__WHAT TO PRODUCE__. Search the entries below. Return every line that has "自定义动画" in it.

__THE RECORDS__.

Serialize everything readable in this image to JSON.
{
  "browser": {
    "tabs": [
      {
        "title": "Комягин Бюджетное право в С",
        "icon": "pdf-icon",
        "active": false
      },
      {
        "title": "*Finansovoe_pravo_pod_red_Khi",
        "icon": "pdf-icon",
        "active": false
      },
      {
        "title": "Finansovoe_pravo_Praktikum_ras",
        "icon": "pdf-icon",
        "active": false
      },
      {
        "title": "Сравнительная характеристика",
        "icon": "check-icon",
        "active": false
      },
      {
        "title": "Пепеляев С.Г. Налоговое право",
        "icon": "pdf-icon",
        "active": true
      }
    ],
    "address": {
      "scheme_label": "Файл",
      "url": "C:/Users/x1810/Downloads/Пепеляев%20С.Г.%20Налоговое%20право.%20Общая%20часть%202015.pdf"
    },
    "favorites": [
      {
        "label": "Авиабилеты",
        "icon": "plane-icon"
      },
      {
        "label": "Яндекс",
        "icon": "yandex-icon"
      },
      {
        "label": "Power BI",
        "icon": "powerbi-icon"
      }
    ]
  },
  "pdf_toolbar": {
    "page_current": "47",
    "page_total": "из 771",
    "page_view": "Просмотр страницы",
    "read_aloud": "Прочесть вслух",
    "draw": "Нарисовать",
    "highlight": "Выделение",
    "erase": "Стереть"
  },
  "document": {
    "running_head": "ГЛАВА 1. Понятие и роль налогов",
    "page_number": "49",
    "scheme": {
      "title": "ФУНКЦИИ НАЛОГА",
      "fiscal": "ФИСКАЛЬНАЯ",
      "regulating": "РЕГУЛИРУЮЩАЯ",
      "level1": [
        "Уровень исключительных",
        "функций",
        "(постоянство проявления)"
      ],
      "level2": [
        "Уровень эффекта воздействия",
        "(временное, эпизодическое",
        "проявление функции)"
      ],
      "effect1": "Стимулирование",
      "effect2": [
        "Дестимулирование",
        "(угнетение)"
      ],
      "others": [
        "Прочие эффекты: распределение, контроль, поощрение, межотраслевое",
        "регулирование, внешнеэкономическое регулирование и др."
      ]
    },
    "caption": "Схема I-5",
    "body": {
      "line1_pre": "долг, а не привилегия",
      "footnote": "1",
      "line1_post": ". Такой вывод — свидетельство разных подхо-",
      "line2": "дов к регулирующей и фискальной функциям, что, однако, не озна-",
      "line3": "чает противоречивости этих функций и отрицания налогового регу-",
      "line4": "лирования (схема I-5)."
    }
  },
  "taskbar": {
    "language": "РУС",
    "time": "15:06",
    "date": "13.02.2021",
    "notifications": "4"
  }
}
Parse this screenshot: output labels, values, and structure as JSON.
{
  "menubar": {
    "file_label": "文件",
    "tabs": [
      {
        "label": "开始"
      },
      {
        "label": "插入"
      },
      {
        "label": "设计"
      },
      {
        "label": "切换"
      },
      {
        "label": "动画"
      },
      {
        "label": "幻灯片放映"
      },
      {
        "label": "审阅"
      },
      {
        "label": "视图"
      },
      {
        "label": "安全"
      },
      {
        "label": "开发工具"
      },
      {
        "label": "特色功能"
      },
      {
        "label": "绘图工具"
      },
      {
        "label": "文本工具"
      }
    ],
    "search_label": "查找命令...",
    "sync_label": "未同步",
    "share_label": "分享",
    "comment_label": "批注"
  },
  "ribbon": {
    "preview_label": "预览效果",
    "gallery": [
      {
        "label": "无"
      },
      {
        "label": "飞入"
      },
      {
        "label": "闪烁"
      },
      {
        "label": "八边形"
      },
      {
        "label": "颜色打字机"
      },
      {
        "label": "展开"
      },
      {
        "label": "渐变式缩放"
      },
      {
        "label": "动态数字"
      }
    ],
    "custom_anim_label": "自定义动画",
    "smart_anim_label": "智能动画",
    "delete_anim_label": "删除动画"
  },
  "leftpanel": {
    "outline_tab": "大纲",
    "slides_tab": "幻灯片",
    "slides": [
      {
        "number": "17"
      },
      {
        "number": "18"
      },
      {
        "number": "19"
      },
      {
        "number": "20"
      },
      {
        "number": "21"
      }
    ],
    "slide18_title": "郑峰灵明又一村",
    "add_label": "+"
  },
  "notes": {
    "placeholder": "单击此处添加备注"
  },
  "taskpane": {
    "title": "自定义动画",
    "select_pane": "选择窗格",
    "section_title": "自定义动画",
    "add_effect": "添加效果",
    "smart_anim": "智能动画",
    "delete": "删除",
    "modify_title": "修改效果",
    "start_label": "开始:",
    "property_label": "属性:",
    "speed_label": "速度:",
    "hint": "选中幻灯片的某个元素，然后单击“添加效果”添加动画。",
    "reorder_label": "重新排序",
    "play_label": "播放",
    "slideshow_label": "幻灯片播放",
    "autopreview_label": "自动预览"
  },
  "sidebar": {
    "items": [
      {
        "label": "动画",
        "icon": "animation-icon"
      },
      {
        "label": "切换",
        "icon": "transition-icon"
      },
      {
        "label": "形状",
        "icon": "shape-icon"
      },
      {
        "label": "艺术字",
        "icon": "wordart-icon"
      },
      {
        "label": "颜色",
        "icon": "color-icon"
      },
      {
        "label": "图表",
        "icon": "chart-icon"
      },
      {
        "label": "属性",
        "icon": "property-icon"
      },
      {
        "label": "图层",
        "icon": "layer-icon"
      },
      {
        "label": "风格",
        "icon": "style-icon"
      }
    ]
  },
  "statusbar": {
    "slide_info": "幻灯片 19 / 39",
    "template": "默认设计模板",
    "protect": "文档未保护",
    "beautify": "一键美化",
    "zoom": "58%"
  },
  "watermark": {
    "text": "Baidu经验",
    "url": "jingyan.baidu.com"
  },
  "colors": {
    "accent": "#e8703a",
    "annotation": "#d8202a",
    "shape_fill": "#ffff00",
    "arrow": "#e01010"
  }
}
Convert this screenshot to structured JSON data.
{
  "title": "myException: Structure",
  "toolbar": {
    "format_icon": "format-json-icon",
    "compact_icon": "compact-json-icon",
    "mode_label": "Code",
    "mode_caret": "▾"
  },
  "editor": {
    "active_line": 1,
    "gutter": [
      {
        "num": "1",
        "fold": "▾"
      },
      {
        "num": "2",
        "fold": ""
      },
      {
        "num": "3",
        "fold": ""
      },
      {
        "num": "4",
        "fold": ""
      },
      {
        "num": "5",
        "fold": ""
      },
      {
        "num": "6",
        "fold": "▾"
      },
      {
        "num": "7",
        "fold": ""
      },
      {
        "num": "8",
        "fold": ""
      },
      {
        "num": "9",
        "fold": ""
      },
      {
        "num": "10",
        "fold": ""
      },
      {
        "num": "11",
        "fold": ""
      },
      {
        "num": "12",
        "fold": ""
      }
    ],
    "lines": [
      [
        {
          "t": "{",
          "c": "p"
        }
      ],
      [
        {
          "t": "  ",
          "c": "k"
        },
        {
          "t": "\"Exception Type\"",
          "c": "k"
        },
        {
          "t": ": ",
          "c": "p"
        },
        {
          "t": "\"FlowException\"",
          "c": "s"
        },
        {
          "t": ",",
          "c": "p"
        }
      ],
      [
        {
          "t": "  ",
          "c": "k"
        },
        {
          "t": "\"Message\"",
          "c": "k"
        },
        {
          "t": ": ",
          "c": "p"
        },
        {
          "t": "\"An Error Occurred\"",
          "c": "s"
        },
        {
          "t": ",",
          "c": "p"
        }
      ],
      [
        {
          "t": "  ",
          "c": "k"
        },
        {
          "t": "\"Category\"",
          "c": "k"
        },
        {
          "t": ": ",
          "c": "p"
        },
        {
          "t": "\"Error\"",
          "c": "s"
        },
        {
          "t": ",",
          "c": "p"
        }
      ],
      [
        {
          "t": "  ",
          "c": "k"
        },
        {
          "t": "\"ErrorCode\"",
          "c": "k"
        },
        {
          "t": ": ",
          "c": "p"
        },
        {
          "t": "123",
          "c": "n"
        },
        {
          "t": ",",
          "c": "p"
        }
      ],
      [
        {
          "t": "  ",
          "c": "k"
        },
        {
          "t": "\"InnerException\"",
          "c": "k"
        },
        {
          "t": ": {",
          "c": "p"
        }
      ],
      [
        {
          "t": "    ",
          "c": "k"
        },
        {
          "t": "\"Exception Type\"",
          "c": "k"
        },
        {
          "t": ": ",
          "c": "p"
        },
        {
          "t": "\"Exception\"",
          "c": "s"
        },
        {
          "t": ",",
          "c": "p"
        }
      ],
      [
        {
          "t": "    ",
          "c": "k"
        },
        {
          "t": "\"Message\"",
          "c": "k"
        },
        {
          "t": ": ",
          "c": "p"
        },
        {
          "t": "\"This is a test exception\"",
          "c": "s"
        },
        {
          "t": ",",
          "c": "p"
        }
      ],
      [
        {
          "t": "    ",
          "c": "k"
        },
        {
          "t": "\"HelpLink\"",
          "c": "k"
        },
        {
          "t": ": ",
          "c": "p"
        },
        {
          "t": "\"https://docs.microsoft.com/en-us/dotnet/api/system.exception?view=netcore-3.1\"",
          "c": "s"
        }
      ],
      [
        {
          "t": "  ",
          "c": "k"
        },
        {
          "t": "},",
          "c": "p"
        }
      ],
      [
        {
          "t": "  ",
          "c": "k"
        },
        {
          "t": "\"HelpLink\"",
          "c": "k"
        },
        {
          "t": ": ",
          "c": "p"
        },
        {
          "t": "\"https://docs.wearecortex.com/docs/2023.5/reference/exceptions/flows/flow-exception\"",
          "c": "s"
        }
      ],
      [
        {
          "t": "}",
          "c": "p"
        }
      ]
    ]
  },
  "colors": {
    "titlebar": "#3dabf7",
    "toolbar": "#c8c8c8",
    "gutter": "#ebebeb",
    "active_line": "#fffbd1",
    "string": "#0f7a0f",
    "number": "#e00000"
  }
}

__COMPLETE ANSWER__.
    "custom_anim_label": "自定义动画",
    "title": "自定义动画",
    "section_title": "自定义动画",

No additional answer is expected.